= Material to process =
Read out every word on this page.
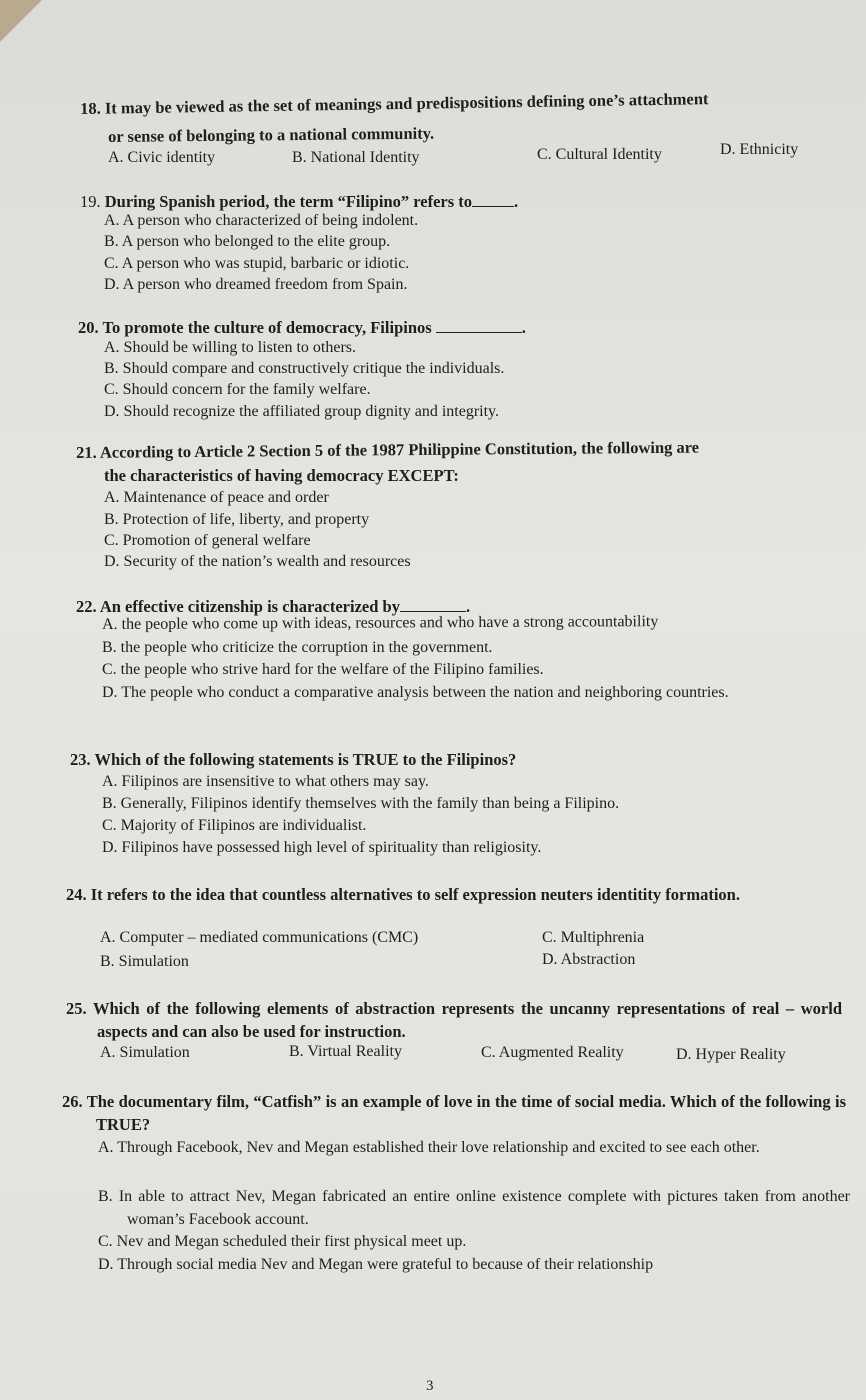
18. It may be viewed as the set of meanings and predispositions defining one’s attachment
or sense of belonging to a national community.
A. Civic identity	B. National Identity	C. Cultural Identity	D. Ethnicity
19. During Spanish period, the term “Filipino” refers to	.
A. A person who characterized of being indolent.
B. A person who belonged to the elite group.
C. A person who was stupid, barbaric or idiotic.
D. A person who dreamed freedom from Spain.
20. To promote the culture of democracy, Filipinos	.
A. Should be willing to listen to others.
B. Should compare and constructively critique the individuals.
C. Should concern for the family welfare.
D. Should recognize the affiliated group dignity and integrity.
21. According to Article 2 Section 5 of the 1987 Philippine Constitution, the following are
the characteristics of having democracy EXCEPT:
A. Maintenance of peace and order
B. Protection of life, liberty, and property
C. Promotion of general welfare
D. Security of the nation’s wealth and resources
22. An effective citizenship is characterized by	.
A. the people who come up with ideas, resources and who have a strong accountability
B. the people who criticize the corruption in the government.
C. the people who strive hard for the welfare of the Filipino families.
D. The people who conduct a comparative analysis between the nation and neighboring countries.
23. Which of the following statements is TRUE to the Filipinos?
A. Filipinos are insensitive to what others may say.
B. Generally, Filipinos identify themselves with the family than being a Filipino.
C. Majority of Filipinos are individualist.
D. Filipinos have possessed high level of spirituality than religiosity.
24. It refers to the idea that countless alternatives to self expression neuters identitity formation.
A. Computer – mediated communications (CMC)
B. Simulation
C. Multiphrenia
D. Abstraction
25. Which of the following elements of abstraction represents the uncanny representations of real – world aspects and can also be used for instruction.
A. Simulation	B. Virtual Reality	C. Augmented Reality	D. Hyper Reality
26. The documentary film, “Catfish” is an example of love in the time of social media. Which of the following is TRUE?
A. Through Facebook, Nev and Megan established their love relationship and excited to see each other.
B. In able to attract Nev, Megan fabricated an entire online existence complete with pictures taken from another woman’s Facebook account.
C. Nev and Megan scheduled their first physical meet up.
D. Through social media Nev and Megan were grateful to because of their relationship
3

= Exercise task =
Exclude the pictures and repeat every other part of the records word for word.

= Solution for this problem =
Read out every word on this page.
18. It may be viewed as the set of meanings and predispositions defining one’s attachment
or sense of belonging to a national community.
A. Civic identity	B. National Identity	C. Cultural Identity	D. Ethnicity
19. During Spanish period, the term “Filipino” refers to	.
A. A person who characterized of being indolent.
B. A person who belonged to the elite group.
C. A person who was stupid, barbaric or idiotic.
D. A person who dreamed freedom from Spain.
20. To promote the culture of democracy, Filipinos	.
A. Should be willing to listen to others.
B. Should compare and constructively critique the individuals.
C. Should concern for the family welfare.
D. Should recognize the affiliated group dignity and integrity.
21. According to Article 2 Section 5 of the 1987 Philippine Constitution, the following are
the characteristics of having democracy EXCEPT:
A. Maintenance of peace and order
B. Protection of life, liberty, and property
C. Promotion of general welfare
D. Security of the nation’s wealth and resources
22. An effective citizenship is characterized by	.
A. the people who come up with ideas, resources and who have a strong accountability
B. the people who criticize the corruption in the government.
C. the people who strive hard for the welfare of the Filipino families.
D. The people who conduct a comparative analysis between the nation and neighboring countries.
23. Which of the following statements is TRUE to the Filipinos?
A. Filipinos are insensitive to what others may say.
B. Generally, Filipinos identify themselves with the family than being a Filipino.
C. Majority of Filipinos are individualist.
D. Filipinos have possessed high level of spirituality than religiosity.
24. It refers to the idea that countless alternatives to self expression neuters identitity formation.
A. Computer – mediated communications (CMC)
B. Simulation
C. Multiphrenia
D. Abstraction
25. Which of the following elements of abstraction represents the uncanny representations of real – world aspects and can also be used for instruction.
A. Simulation	B. Virtual Reality	C. Augmented Reality	D. Hyper Reality
26. The documentary film, “Catfish” is an example of love in the time of social media. Which of the following is TRUE?
A. Through Facebook, Nev and Megan established their love relationship and excited to see each other.
B. In able to attract Nev, Megan fabricated an entire online existence complete with pictures taken from another woman’s Facebook account.
C. Nev and Megan scheduled their first physical meet up.
D. Through social media Nev and Megan were grateful to because of their relationship
3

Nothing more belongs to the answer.